Records contained in a dataset:
-*-*-
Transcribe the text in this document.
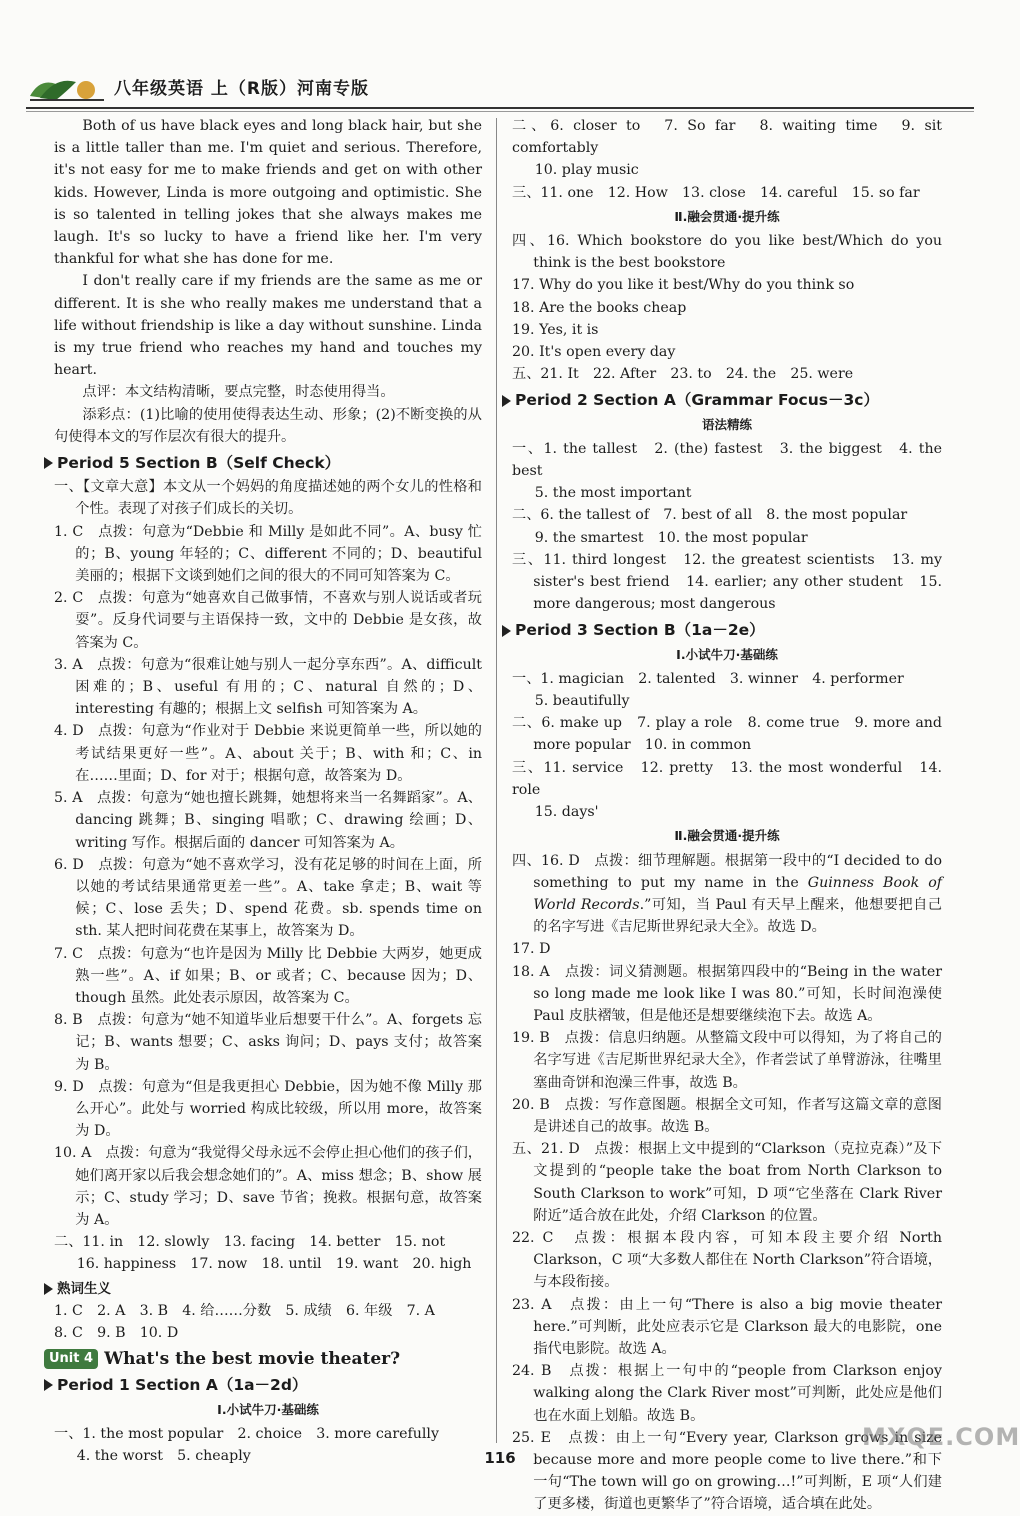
八年级英语 上（R版）河南专版

Both of us have black eyes and long black hair, but she is a little taller than me. I'm quiet and serious. Therefore, it's not easy for me to make friends and get on with other kids. However, Linda is more outgoing and optimistic. She is so talented in telling jokes that she always makes me laugh. It's so lucky to have a friend like her. I'm very thankful for what she has done for me.

I don't really care if my friends are the same as me or different. It is she who really makes me understand that a life without friendship is like a day without sunshine. Linda is my true friend who reaches my hand and touches my heart.

点评：本文结构清晰，要点完整，时态使用得当。

添彩点：(1)比喻的使用使得表达生动、形象；(2)不断变换的从句使得本文的写作层次有很大的提升。

Period 5 Section B（Self Check）

一、【文章大意】本文从一个妈妈的角度描述她的两个女儿的性格和个性。表现了对孩子们成长的关切。

1. C　点拨：句意为“Debbie 和 Milly 是如此不同”。A、busy 忙的；B、young 年轻的；C、different 不同的；D、beautiful 美丽的；根据下文谈到她们之间的很大的不同可知答案为 C。

2. C　点拨：句意为“她喜欢自己做事情，不喜欢与别人说话或者玩耍”。反身代词要与主语保持一致，文中的 Debbie 是女孩，故答案为 C。

3. A　点拨：句意为“很难让她与别人一起分享东西”。A、difficult 困难的；B、useful 有用的；C、natural 自然的；D、interesting 有趣的；根据上文 selfish 可知答案为 A。

4. D　点拨：句意为“作业对于 Debbie 来说更简单一些，所以她的考试结果更好一些”。A、about 关于；B、with 和；C、in 在……里面；D、for 对于；根据句意，故答案为 D。

5. A　点拨：句意为“她也擅长跳舞，她想将来当一名舞蹈家”。A、dancing 跳舞；B、singing 唱歌；C、drawing 绘画；D、writing 写作。根据后面的 dancer 可知答案为 A。

6. D　点拨：句意为“她不喜欢学习，没有花足够的时间在上面，所以她的考试结果通常更差一些”。A、take 拿走；B、wait 等候；C、lose 丢失；D、spend 花费。sb. spends time on sth. 某人把时间花费在某事上，故答案为 D。

7. C　点拨：句意为“也许是因为 Milly 比 Debbie 大两岁，她更成熟一些”。A、if 如果；B、or 或者；C、because 因为；D、though 虽然。此处表示原因，故答案为 C。

8. B　点拨：句意为“她不知道毕业后想要干什么”。A、forgets 忘记；B、wants 想要；C、asks 询问；D、pays 支付；故答案为 B。

9. D　点拨：句意为“但是我更担心 Debbie，因为她不像 Milly 那么开心”。此处与 worried 构成比较级，所以用 more，故答案为 D。

10. A　点拨：句意为“我觉得父母永远不会停止担心他们的孩子们，她们离开家以后我会想念她们的”。A、miss 想念；B、show 展示；C、study 学习；D、save 节省；挽救。根据句意，故答案为 A。

二、11. in　12. slowly　13. facing　14. better　15. not

16. happiness　17. now　18. until　19. want　20. high

熟词生义

1. C　2. A　3. B　4. 给……分数　5. 成绩　6. 年级　7. A

8. C　9. B　10. D

Unit 4 What's the best movie theater?
Period 1 Section A（1a－2d）
Ⅰ.小试牛刀·基础练

一、1. the most popular　2. choice　3. more carefully

4. the worst　5. cheaply

二、6. closer to　7. So far　8. waiting time　9. sit comfortably

10. play music

三、11. one　12. How　13. close　14. careful　15. so far

Ⅱ.融会贯通·提升练

四、16. Which bookstore do you like best/Which do you think is the best bookstore

17. Why do you like it best/Why do you think so

18. Are the books cheap

19. Yes, it is

20. It's open every day

五、21. It　22. After　23. to　24. the　25. were

Period 2 Section A（Grammar Focus－3c）
语法精练

一、1. the tallest　2. (the) fastest　3. the biggest　4. the best

5. the most important

二、6. the tallest of　7. best of all　8. the most popular

9. the smartest　10. the most popular

三、11. third longest　12. the greatest scientists　13. my sister's best friend　14. earlier; any other student　15. more dangerous; most dangerous

Period 3 Section B（1a－2e）
Ⅰ.小试牛刀·基础练

一、1. magician　2. talented　3. winner　4. performer

5. beautifully

二、6. make up　7. play a role　8. come true　9. more and more popular　10. in common

三、11. service　12. pretty　13. the most wonderful　14. role

15. days'

Ⅱ.融会贯通·提升练

四、16. D　点拨：细节理解题。根据第一段中的“I decided to do something to put my name in the Guinness Book of World Records.”可知，当 Paul 有天早上醒来，他想要把自己的名字写进《吉尼斯世界纪录大全》。故选 D。

17. D

18. A　点拨：词义猜测题。根据第四段中的“Being in the water so long made me look like I was 80.”可知，长时间泡澡使 Paul 皮肤褶皱，但是他还是想要继续泡下去。故选 A。

19. B　点拨：信息归纳题。从整篇文段中可以得知，为了将自己的名字写进《吉尼斯世界纪录大全》，作者尝试了单臂游泳，往嘴里塞曲奇饼和泡澡三件事，故选 B。

20. B　点拨：写作意图题。根据全文可知，作者写这篇文章的意图是讲述自己的故事。故选 B。

五、21. D　点拨：根据上文中提到的“Clarkson（克拉克森）”及下文提到的“people take the boat from North Clarkson to South Clarkson to work”可知，D 项“它坐落在 Clark River 附近”适合放在此处，介绍 Clarkson 的位置。

22. C　点拨：根据本段内容，可知本段主要介绍 North Clarkson，C 项“大多数人都住在 North Clarkson”符合语境，与本段衔接。

23. A　点拨：由上一句“There is also a big movie theater here.”可判断，此处应表示它是 Clarkson 最大的电影院，one 指代电影院。故选 A。

24. B　点拨：根据上一句中的“people from Clarkson enjoy walking along the Clark River most”可判断，此处应是他们也在水面上划船。故选 B。

25. E　点拨：由上一句“Every year, Clarkson grows in size because more and more people come to live there.”和下一句“The town will go on growing…!”可判断，E 项“人们建了更多楼，街道也更繁华了”符合语境，适合填在此处。

116
MXQE.COM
-*-*-
WORK TO COMPLETE =>
Could you reproduce every record above exactly, leaving out the pictures?

CORRECT RESULT =>
Transcribe the text in this document.
八年级英语 上（R版）河南专版

Both of us have black eyes and long black hair, but she is a little taller than me. I'm quiet and serious. Therefore, it's not easy for me to make friends and get on with other kids. However, Linda is more outgoing and optimistic. She is so talented in telling jokes that she always makes me laugh. It's so lucky to have a friend like her. I'm very thankful for what she has done for me.

I don't really care if my friends are the same as me or different. It is she who really makes me understand that a life without friendship is like a day without sunshine. Linda is my true friend who reaches my hand and touches my heart.

点评：本文结构清晰，要点完整，时态使用得当。

添彩点：(1)比喻的使用使得表达生动、形象；(2)不断变换的从句使得本文的写作层次有很大的提升。

Period 5 Section B（Self Check）

一、【文章大意】本文从一个妈妈的角度描述她的两个女儿的性格和个性。表现了对孩子们成长的关切。

1. C　点拨：句意为“Debbie 和 Milly 是如此不同”。A、busy 忙的；B、young 年轻的；C、different 不同的；D、beautiful 美丽的；根据下文谈到她们之间的很大的不同可知答案为 C。

2. C　点拨：句意为“她喜欢自己做事情，不喜欢与别人说话或者玩耍”。反身代词要与主语保持一致，文中的 Debbie 是女孩，故答案为 C。

3. A　点拨：句意为“很难让她与别人一起分享东西”。A、difficult 困难的；B、useful 有用的；C、natural 自然的；D、interesting 有趣的；根据上文 selfish 可知答案为 A。

4. D　点拨：句意为“作业对于 Debbie 来说更简单一些，所以她的考试结果更好一些”。A、about 关于；B、with 和；C、in 在……里面；D、for 对于；根据句意，故答案为 D。

5. A　点拨：句意为“她也擅长跳舞，她想将来当一名舞蹈家”。A、dancing 跳舞；B、singing 唱歌；C、drawing 绘画；D、writing 写作。根据后面的 dancer 可知答案为 A。

6. D　点拨：句意为“她不喜欢学习，没有花足够的时间在上面，所以她的考试结果通常更差一些”。A、take 拿走；B、wait 等候；C、lose 丢失；D、spend 花费。sb. spends time on sth. 某人把时间花费在某事上，故答案为 D。

7. C　点拨：句意为“也许是因为 Milly 比 Debbie 大两岁，她更成熟一些”。A、if 如果；B、or 或者；C、because 因为；D、though 虽然。此处表示原因，故答案为 C。

8. B　点拨：句意为“她不知道毕业后想要干什么”。A、forgets 忘记；B、wants 想要；C、asks 询问；D、pays 支付；故答案为 B。

9. D　点拨：句意为“但是我更担心 Debbie，因为她不像 Milly 那么开心”。此处与 worried 构成比较级，所以用 more，故答案为 D。

10. A　点拨：句意为“我觉得父母永远不会停止担心他们的孩子们，她们离开家以后我会想念她们的”。A、miss 想念；B、show 展示；C、study 学习；D、save 节省；挽救。根据句意，故答案为 A。

二、11. in　12. slowly　13. facing　14. better　15. not

16. happiness　17. now　18. until　19. want　20. high

熟词生义

1. C　2. A　3. B　4. 给……分数　5. 成绩　6. 年级　7. A

8. C　9. B　10. D

Unit 4 What's the best movie theater?
Period 1 Section A（1a－2d）
Ⅰ.小试牛刀·基础练

一、1. the most popular　2. choice　3. more carefully

4. the worst　5. cheaply

二、6. closer to　7. So far　8. waiting time　9. sit comfortably

10. play music

三、11. one　12. How　13. close　14. careful　15. so far

Ⅱ.融会贯通·提升练

四、16. Which bookstore do you like best/Which do you think is the best bookstore

17. Why do you like it best/Why do you think so

18. Are the books cheap

19. Yes, it is

20. It's open every day

五、21. It　22. After　23. to　24. the　25. were

Period 2 Section A（Grammar Focus－3c）
语法精练

一、1. the tallest　2. (the) fastest　3. the biggest　4. the best

5. the most important

二、6. the tallest of　7. best of all　8. the most popular

9. the smartest　10. the most popular

三、11. third longest　12. the greatest scientists　13. my sister's best friend　14. earlier; any other student　15. more dangerous; most dangerous

Period 3 Section B（1a－2e）
Ⅰ.小试牛刀·基础练

一、1. magician　2. talented　3. winner　4. performer

5. beautifully

二、6. make up　7. play a role　8. come true　9. more and more popular　10. in common

三、11. service　12. pretty　13. the most wonderful　14. role

15. days'

Ⅱ.融会贯通·提升练

四、16. D　点拨：细节理解题。根据第一段中的“I decided to do something to put my name in the Guinness Book of World Records.”可知，当 Paul 有天早上醒来，他想要把自己的名字写进《吉尼斯世界纪录大全》。故选 D。

17. D

18. A　点拨：词义猜测题。根据第四段中的“Being in the water so long made me look like I was 80.”可知，长时间泡澡使 Paul 皮肤褶皱，但是他还是想要继续泡下去。故选 A。

19. B　点拨：信息归纳题。从整篇文段中可以得知，为了将自己的名字写进《吉尼斯世界纪录大全》，作者尝试了单臂游泳，往嘴里塞曲奇饼和泡澡三件事，故选 B。

20. B　点拨：写作意图题。根据全文可知，作者写这篇文章的意图是讲述自己的故事。故选 B。

五、21. D　点拨：根据上文中提到的“Clarkson（克拉克森）”及下文提到的“people take the boat from North Clarkson to South Clarkson to work”可知，D 项“它坐落在 Clark River 附近”适合放在此处，介绍 Clarkson 的位置。

22. C　点拨：根据本段内容，可知本段主要介绍 North Clarkson，C 项“大多数人都住在 North Clarkson”符合语境，与本段衔接。

23. A　点拨：由上一句“There is also a big movie theater here.”可判断，此处应表示它是 Clarkson 最大的电影院，one 指代电影院。故选 A。

24. B　点拨：根据上一句中的“people from Clarkson enjoy walking along the Clark River most”可判断，此处应是他们也在水面上划船。故选 B。

25. E　点拨：由上一句“Every year, Clarkson grows in size because more and more people come to live there.”和下一句“The town will go on growing…!”可判断，E 项“人们建了更多楼，街道也更繁华了”符合语境，适合填在此处。

116
MXQE.COM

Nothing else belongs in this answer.